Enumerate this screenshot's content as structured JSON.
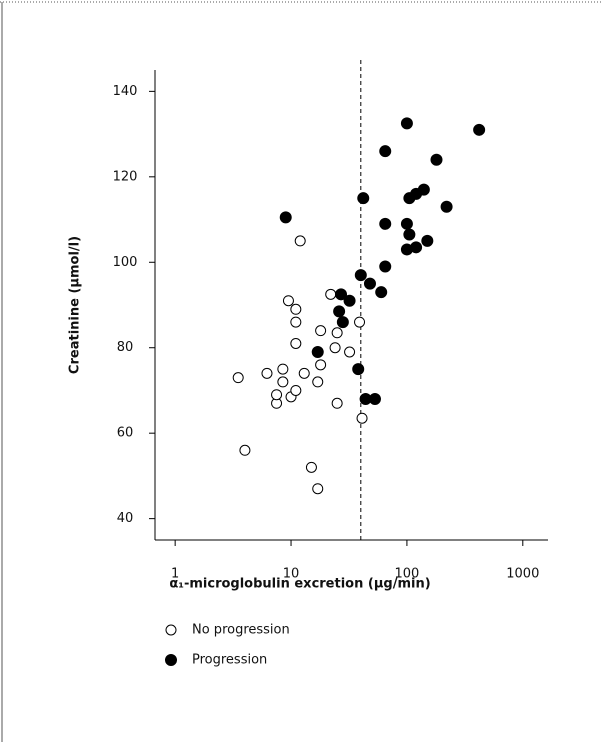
{
  "chart_data": {
    "type": "scatter",
    "xlabel": "α₁-microglobulin excretion (µg/min)",
    "ylabel": "Creatinine (µmol/l)",
    "xscale": "log",
    "xlim": [
      0.67,
      1650
    ],
    "ylim": [
      35,
      145
    ],
    "xticks": [
      1,
      10,
      100,
      1000
    ],
    "yticks": [
      40,
      60,
      80,
      100,
      120,
      140
    ],
    "vline": 40,
    "series": [
      {
        "name": "No progression",
        "color": "#000000",
        "filled": false,
        "x": [
          3.5,
          4,
          6.2,
          7.5,
          7.5,
          8.5,
          8.5,
          9.5,
          10,
          11,
          11,
          11,
          11,
          12,
          13,
          15,
          17,
          17,
          18,
          18,
          22,
          24,
          25,
          25,
          32,
          39,
          41
        ],
        "values": [
          73,
          56,
          74,
          67,
          69,
          72,
          75,
          91,
          68.5,
          70,
          86,
          89,
          81,
          105,
          74,
          52,
          72,
          47,
          76,
          84,
          92.5,
          80,
          67,
          83.5,
          79,
          86,
          63.5
        ]
      },
      {
        "name": "Progression",
        "color": "#000000",
        "filled": true,
        "x": [
          9,
          17,
          26,
          27,
          28,
          32,
          38,
          40,
          42,
          44,
          48,
          53,
          60,
          65,
          65,
          65,
          100,
          100,
          100,
          105,
          105,
          120,
          120,
          140,
          150,
          180,
          220,
          420
        ],
        "values": [
          110.5,
          79,
          88.5,
          92.5,
          86,
          91,
          75,
          97,
          115,
          68,
          95,
          68,
          93,
          99,
          109,
          126,
          103,
          109,
          132.5,
          106.5,
          115,
          103.5,
          116,
          117,
          105,
          124,
          113,
          131
        ]
      }
    ]
  }
}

Your objective: Only the number is wanted: how many lines above include the word "name"?

Response to the task: 2